*Aim of the task*: Retype the material word for word.

*Provided records*:
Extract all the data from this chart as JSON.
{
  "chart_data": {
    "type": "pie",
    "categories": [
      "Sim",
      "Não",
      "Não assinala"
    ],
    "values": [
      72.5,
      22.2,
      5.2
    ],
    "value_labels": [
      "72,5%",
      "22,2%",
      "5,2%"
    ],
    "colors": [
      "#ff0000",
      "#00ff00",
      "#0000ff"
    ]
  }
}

*The answer*:
Extract all the data from this chart as JSON.
{
  "chart_data": {
    "type": "pie",
    "categories": [
      "Sim",
      "Não",
      "Não assinala"
    ],
    "values": [
      72.5,
      22.2,
      5.2
    ],
    "value_labels": [
      "72,5%",
      "22,2%",
      "5,2%"
    ],
    "colors": [
      "#ff0000",
      "#00ff00",
      "#0000ff"
    ]
  }
}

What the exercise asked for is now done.